Task requirements: Repeat every record below exactly as it appears.

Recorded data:
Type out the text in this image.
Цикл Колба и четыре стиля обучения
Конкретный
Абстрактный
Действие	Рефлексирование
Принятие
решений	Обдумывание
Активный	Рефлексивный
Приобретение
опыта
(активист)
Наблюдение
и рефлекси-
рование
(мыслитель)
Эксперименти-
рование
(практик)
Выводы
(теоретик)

Solution to this exercise:
Type out the text in this image.
Цикл Колба и четыре стиля обучения
Конкретный
Абстрактный
Действие	Рефлексирование
Принятие
решений	Обдумывание
Активный	Рефлексивный
Приобретение
опыта
(активист)
Наблюдение
и рефлекси-
рование
(мыслитель)
Эксперименти-
рование
(практик)
Выводы
(теоретик)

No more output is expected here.